Copy each line of the data below with the word "interior".

+ + + +

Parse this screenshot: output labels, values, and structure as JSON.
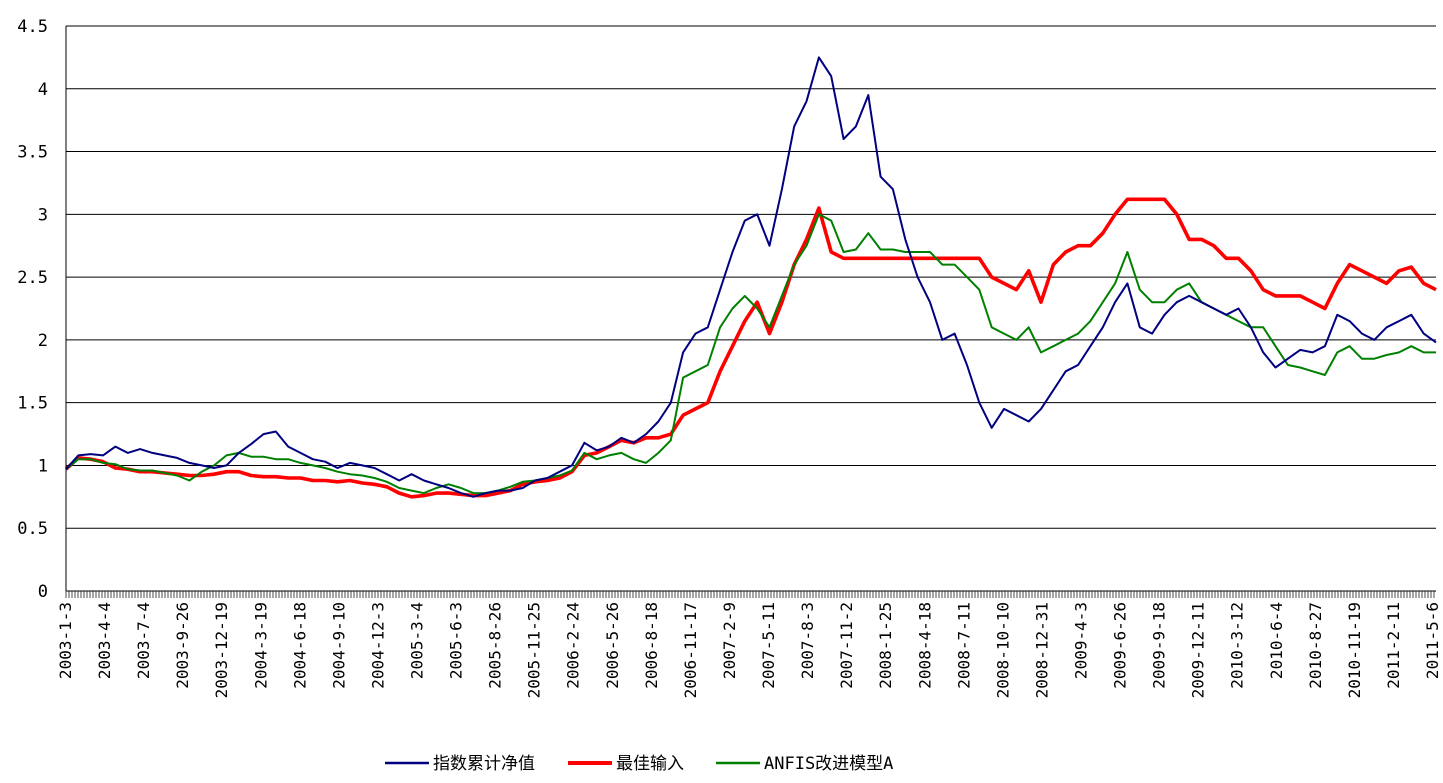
{
  "chart_data": {
    "type": "line",
    "title": "",
    "xlabel": "",
    "ylabel": "",
    "ylim": [
      0,
      4.5
    ],
    "y_ticks": [
      "0",
      "0.5",
      "1",
      "1.5",
      "2",
      "2.5",
      "3",
      "3.5",
      "4",
      "4.5"
    ],
    "grid": "horizontal",
    "legend_position": "bottom",
    "x_ticks": [
      "2003-1-3",
      "2003-4-4",
      "2003-7-4",
      "2003-9-26",
      "2003-12-19",
      "2004-3-19",
      "2004-6-18",
      "2004-9-10",
      "2004-12-3",
      "2005-3-4",
      "2005-6-3",
      "2005-8-26",
      "2005-11-25",
      "2006-2-24",
      "2006-5-26",
      "2006-8-18",
      "2006-11-17",
      "2007-2-9",
      "2007-5-11",
      "2007-8-3",
      "2007-11-2",
      "2008-1-25",
      "2008-4-18",
      "2008-7-11",
      "2008-10-10",
      "2008-12-31",
      "2009-4-3",
      "2009-6-26",
      "2009-9-18",
      "2009-12-11",
      "2010-3-12",
      "2010-6-4",
      "2010-8-27",
      "2010-11-19",
      "2011-2-11",
      "2011-5-6"
    ],
    "series": [
      {
        "name": "指数累计净值",
        "color": "#000080",
        "values": [
          0.97,
          1.08,
          1.09,
          1.08,
          1.15,
          1.1,
          1.13,
          1.1,
          1.08,
          1.06,
          1.02,
          1.0,
          0.98,
          1.0,
          1.1,
          1.17,
          1.25,
          1.27,
          1.15,
          1.1,
          1.05,
          1.03,
          0.98,
          1.02,
          1.0,
          0.98,
          0.93,
          0.88,
          0.93,
          0.88,
          0.85,
          0.82,
          0.78,
          0.75,
          0.78,
          0.8,
          0.8,
          0.82,
          0.88,
          0.9,
          0.95,
          1.0,
          1.18,
          1.12,
          1.15,
          1.22,
          1.18,
          1.25,
          1.35,
          1.5,
          1.9,
          2.05,
          2.1,
          2.4,
          2.7,
          2.95,
          3.0,
          2.75,
          3.2,
          3.7,
          3.9,
          4.25,
          4.1,
          3.6,
          3.7,
          3.95,
          3.3,
          3.2,
          2.8,
          2.5,
          2.3,
          2.0,
          2.05,
          1.8,
          1.5,
          1.3,
          1.45,
          1.4,
          1.35,
          1.45,
          1.6,
          1.75,
          1.8,
          1.95,
          2.1,
          2.3,
          2.45,
          2.1,
          2.05,
          2.2,
          2.3,
          2.35,
          2.3,
          2.25,
          2.2,
          2.25,
          2.1,
          1.9,
          1.78,
          1.85,
          1.92,
          1.9,
          1.95,
          2.2,
          2.15,
          2.05,
          2.0,
          2.1,
          2.15,
          2.2,
          2.05,
          1.98
        ]
      },
      {
        "name": "最佳输入",
        "color": "#ff0000",
        "values": [
          0.97,
          1.06,
          1.05,
          1.03,
          0.98,
          0.97,
          0.95,
          0.95,
          0.94,
          0.93,
          0.92,
          0.92,
          0.93,
          0.95,
          0.95,
          0.92,
          0.91,
          0.91,
          0.9,
          0.9,
          0.88,
          0.88,
          0.87,
          0.88,
          0.86,
          0.85,
          0.83,
          0.78,
          0.75,
          0.76,
          0.78,
          0.78,
          0.77,
          0.76,
          0.76,
          0.78,
          0.8,
          0.85,
          0.87,
          0.88,
          0.9,
          0.95,
          1.08,
          1.1,
          1.15,
          1.2,
          1.18,
          1.22,
          1.22,
          1.25,
          1.4,
          1.45,
          1.5,
          1.75,
          1.95,
          2.15,
          2.3,
          2.05,
          2.3,
          2.6,
          2.8,
          3.05,
          2.7,
          2.65,
          2.65,
          2.65,
          2.65,
          2.65,
          2.65,
          2.65,
          2.65,
          2.65,
          2.65,
          2.65,
          2.65,
          2.5,
          2.45,
          2.4,
          2.55,
          2.3,
          2.6,
          2.7,
          2.75,
          2.75,
          2.85,
          3.0,
          3.12,
          3.12,
          3.12,
          3.12,
          3.0,
          2.8,
          2.8,
          2.75,
          2.65,
          2.65,
          2.55,
          2.4,
          2.35,
          2.35,
          2.35,
          2.3,
          2.25,
          2.45,
          2.6,
          2.55,
          2.5,
          2.45,
          2.55,
          2.58,
          2.45,
          2.4
        ]
      },
      {
        "name": "ANFIS改进模型A",
        "color": "#008000",
        "values": [
          0.97,
          1.05,
          1.05,
          1.02,
          1.01,
          0.97,
          0.96,
          0.96,
          0.94,
          0.92,
          0.88,
          0.95,
          1.0,
          1.08,
          1.1,
          1.07,
          1.07,
          1.05,
          1.05,
          1.02,
          1.0,
          0.98,
          0.95,
          0.93,
          0.92,
          0.9,
          0.87,
          0.82,
          0.8,
          0.78,
          0.82,
          0.85,
          0.82,
          0.78,
          0.78,
          0.8,
          0.83,
          0.87,
          0.88,
          0.9,
          0.92,
          0.96,
          1.1,
          1.05,
          1.08,
          1.1,
          1.05,
          1.02,
          1.1,
          1.2,
          1.7,
          1.75,
          1.8,
          2.1,
          2.25,
          2.35,
          2.25,
          2.1,
          2.35,
          2.6,
          2.75,
          3.0,
          2.95,
          2.7,
          2.72,
          2.85,
          2.72,
          2.72,
          2.7,
          2.7,
          2.7,
          2.6,
          2.6,
          2.5,
          2.4,
          2.1,
          2.05,
          2.0,
          2.1,
          1.9,
          1.95,
          2.0,
          2.05,
          2.15,
          2.3,
          2.45,
          2.7,
          2.4,
          2.3,
          2.3,
          2.4,
          2.45,
          2.3,
          2.25,
          2.2,
          2.15,
          2.1,
          2.1,
          1.95,
          1.8,
          1.78,
          1.75,
          1.72,
          1.9,
          1.95,
          1.85,
          1.85,
          1.88,
          1.9,
          1.95,
          1.9,
          1.9
        ]
      }
    ]
  }
}
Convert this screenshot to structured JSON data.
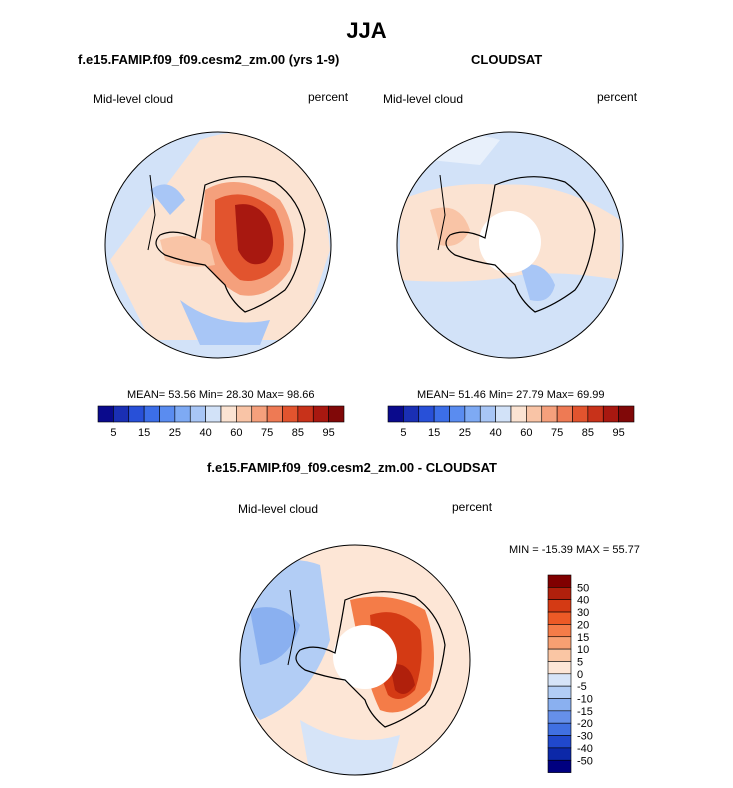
{
  "figure": {
    "title": "JJA"
  },
  "chart_data": [
    {
      "type": "heatmap",
      "projection": "south-polar-stereographic",
      "title": "f.e15.FAMIP.f09_f09.cesm2_zm.00 (yrs 1-9)",
      "left_label": "Mid-level cloud",
      "right_label": "percent",
      "stats": {
        "mean_label": "MEAN=",
        "mean": "53.56",
        "min_label": "Min=",
        "min": "28.30",
        "max_label": "Max=",
        "max": "98.66"
      },
      "levels": [
        5,
        10,
        15,
        20,
        25,
        30,
        40,
        50,
        60,
        70,
        75,
        80,
        85,
        90,
        95
      ],
      "tick_labels": [
        "5",
        "15",
        "25",
        "40",
        "60",
        "75",
        "85",
        "95"
      ],
      "colors": [
        "#0a0a8c",
        "#1a2fb4",
        "#2850d8",
        "#3c6ee8",
        "#5a8cf0",
        "#7eaaf4",
        "#a8c6f6",
        "#d2e2f8",
        "#fbe3d2",
        "#f9c4a6",
        "#f5a07c",
        "#ee7a54",
        "#e2542e",
        "#c8321a",
        "#a81810",
        "#800808"
      ],
      "note": "approximate spatial pattern; Antarctic interior high (90+), surrounding ocean ~40-60"
    },
    {
      "type": "heatmap",
      "projection": "south-polar-stereographic",
      "title": "CLOUDSAT",
      "left_label": "Mid-level cloud",
      "right_label": "percent",
      "stats": {
        "mean_label": "MEAN=",
        "mean": "51.46",
        "min_label": "Min=",
        "min": "27.79",
        "max_label": "Max=",
        "max": "69.99"
      },
      "levels": [
        5,
        10,
        15,
        20,
        25,
        30,
        40,
        50,
        60,
        70,
        75,
        80,
        85,
        90,
        95
      ],
      "tick_labels": [
        "5",
        "15",
        "25",
        "40",
        "60",
        "75",
        "85",
        "95"
      ],
      "colors": [
        "#0a0a8c",
        "#1a2fb4",
        "#2850d8",
        "#3c6ee8",
        "#5a8cf0",
        "#7eaaf4",
        "#a8c6f6",
        "#d2e2f8",
        "#fbe3d2",
        "#f9c4a6",
        "#f5a07c",
        "#ee7a54",
        "#e2542e",
        "#c8321a",
        "#a81810",
        "#800808"
      ],
      "note": "no data near pole (white disk); values mostly 40-60"
    },
    {
      "type": "heatmap",
      "projection": "south-polar-stereographic",
      "title": "f.e15.FAMIP.f09_f09.cesm2_zm.00 - CLOUDSAT",
      "left_label": "Mid-level cloud",
      "right_label": "percent",
      "stats": {
        "min_label": "MIN =",
        "min": "-15.39",
        "max_label": "MAX =",
        "max": "55.77"
      },
      "levels": [
        -50,
        -40,
        -30,
        -20,
        -15,
        -10,
        -5,
        0,
        5,
        10,
        15,
        20,
        30,
        40,
        50
      ],
      "tick_labels": [
        "50",
        "40",
        "30",
        "20",
        "15",
        "10",
        "5",
        "0",
        "-5",
        "-10",
        "-15",
        "-20",
        "-30",
        "-40",
        "-50"
      ],
      "colors": [
        "#800000",
        "#b0200c",
        "#d43a14",
        "#ec5a26",
        "#f47c48",
        "#f7a072",
        "#fac6a4",
        "#fde6d6",
        "#d6e4f8",
        "#b2cdf5",
        "#8ab0f0",
        "#6690ea",
        "#4070e2",
        "#2048cc",
        "#0c28a8",
        "#000080"
      ],
      "note": "positive differences over Antarctic interior, negative over Antarctic Peninsula/Weddell region"
    }
  ]
}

+ + + +

## EXERCISE OUTPUT
      "note": "approximate spatial pattern; Antarctic interior high (90+), surrounding ocean ~40-60"
      "note": "positive differences over Antarctic interior, negative over Antarctic Peninsula/Weddell region"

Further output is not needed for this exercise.